YOUR OBJECTIVE - Tell how many lines in these records contain the string "tuum", with only the number as the reply.

---------- RECORDS FOR THE TASK ----------

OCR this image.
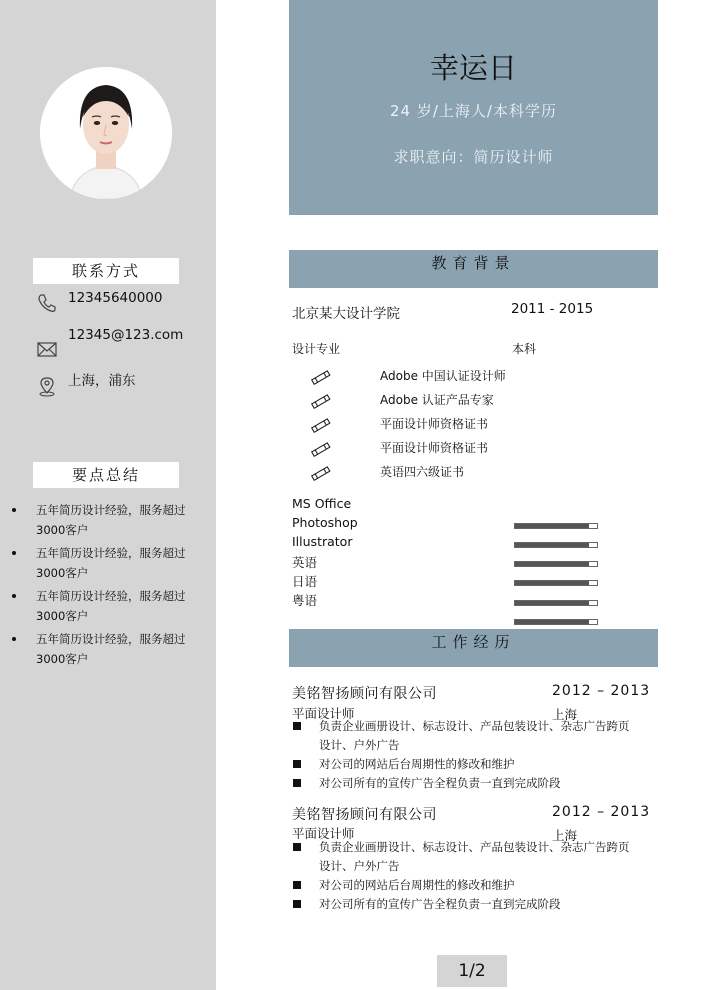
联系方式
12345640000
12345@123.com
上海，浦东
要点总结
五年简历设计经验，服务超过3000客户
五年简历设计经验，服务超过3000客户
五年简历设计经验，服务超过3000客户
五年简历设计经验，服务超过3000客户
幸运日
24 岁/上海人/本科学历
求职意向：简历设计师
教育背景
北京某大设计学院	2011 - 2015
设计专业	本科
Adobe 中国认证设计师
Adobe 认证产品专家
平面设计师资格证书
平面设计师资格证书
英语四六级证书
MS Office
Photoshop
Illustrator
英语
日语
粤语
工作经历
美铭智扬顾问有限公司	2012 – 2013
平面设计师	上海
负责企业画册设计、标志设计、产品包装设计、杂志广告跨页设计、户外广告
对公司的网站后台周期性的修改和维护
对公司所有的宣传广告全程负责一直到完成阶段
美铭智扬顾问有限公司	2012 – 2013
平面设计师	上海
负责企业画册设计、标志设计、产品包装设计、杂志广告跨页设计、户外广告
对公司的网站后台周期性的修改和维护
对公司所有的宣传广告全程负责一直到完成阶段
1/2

----------
---------- RECORDS FOR THE TASK ----------

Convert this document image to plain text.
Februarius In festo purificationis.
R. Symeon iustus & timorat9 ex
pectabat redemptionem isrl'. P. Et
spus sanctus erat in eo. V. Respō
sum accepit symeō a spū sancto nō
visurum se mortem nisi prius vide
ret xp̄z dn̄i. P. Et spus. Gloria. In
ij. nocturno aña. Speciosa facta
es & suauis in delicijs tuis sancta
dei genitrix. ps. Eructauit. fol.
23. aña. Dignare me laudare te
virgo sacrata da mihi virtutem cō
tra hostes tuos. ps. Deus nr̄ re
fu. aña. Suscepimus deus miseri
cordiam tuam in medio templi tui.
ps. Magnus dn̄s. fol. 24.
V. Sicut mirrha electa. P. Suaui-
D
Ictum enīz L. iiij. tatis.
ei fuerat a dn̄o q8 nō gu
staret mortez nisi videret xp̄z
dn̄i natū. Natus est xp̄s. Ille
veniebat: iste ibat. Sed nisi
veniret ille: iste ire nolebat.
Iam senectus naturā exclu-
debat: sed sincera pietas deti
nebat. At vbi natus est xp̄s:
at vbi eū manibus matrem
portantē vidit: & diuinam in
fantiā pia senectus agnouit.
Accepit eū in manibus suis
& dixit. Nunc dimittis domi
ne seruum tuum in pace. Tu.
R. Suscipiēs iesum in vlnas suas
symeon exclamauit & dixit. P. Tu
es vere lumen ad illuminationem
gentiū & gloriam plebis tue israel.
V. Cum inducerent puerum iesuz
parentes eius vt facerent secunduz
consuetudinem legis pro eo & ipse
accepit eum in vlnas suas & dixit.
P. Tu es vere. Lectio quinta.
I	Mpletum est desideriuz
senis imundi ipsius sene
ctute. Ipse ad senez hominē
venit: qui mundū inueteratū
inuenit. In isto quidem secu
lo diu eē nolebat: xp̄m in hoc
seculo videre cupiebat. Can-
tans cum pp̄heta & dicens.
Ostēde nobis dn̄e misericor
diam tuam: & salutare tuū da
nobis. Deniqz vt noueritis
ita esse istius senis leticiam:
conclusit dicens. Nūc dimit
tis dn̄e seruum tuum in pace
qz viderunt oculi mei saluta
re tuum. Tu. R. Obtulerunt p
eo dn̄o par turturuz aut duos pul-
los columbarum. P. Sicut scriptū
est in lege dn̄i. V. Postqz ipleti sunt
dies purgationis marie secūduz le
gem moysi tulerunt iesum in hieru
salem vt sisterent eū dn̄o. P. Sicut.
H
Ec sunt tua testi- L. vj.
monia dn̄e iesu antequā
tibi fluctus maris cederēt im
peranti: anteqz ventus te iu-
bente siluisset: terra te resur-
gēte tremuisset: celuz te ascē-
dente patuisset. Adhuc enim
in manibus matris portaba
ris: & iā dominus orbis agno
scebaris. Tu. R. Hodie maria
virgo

----------
---------- RECORDS FOR THE TASK ----------

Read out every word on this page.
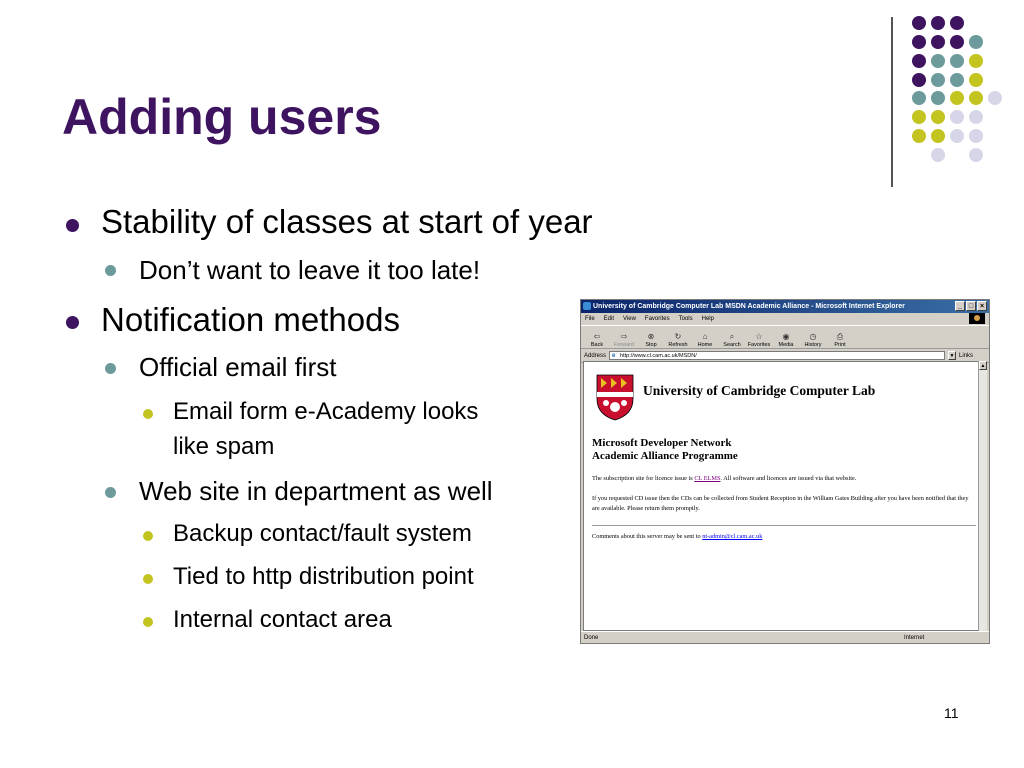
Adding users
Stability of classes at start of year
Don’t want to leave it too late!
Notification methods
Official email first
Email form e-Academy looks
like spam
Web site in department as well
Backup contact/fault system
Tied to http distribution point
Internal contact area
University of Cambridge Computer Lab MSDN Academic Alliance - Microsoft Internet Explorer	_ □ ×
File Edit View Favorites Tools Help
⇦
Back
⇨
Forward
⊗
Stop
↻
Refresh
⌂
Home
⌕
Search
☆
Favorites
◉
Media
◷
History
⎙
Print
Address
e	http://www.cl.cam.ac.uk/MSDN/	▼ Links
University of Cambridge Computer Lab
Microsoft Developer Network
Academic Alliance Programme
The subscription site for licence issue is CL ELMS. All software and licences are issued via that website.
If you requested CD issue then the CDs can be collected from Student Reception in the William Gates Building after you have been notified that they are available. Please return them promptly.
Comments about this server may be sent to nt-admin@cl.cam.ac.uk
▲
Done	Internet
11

----------

RESPONSE TO THE EXERCISE - 3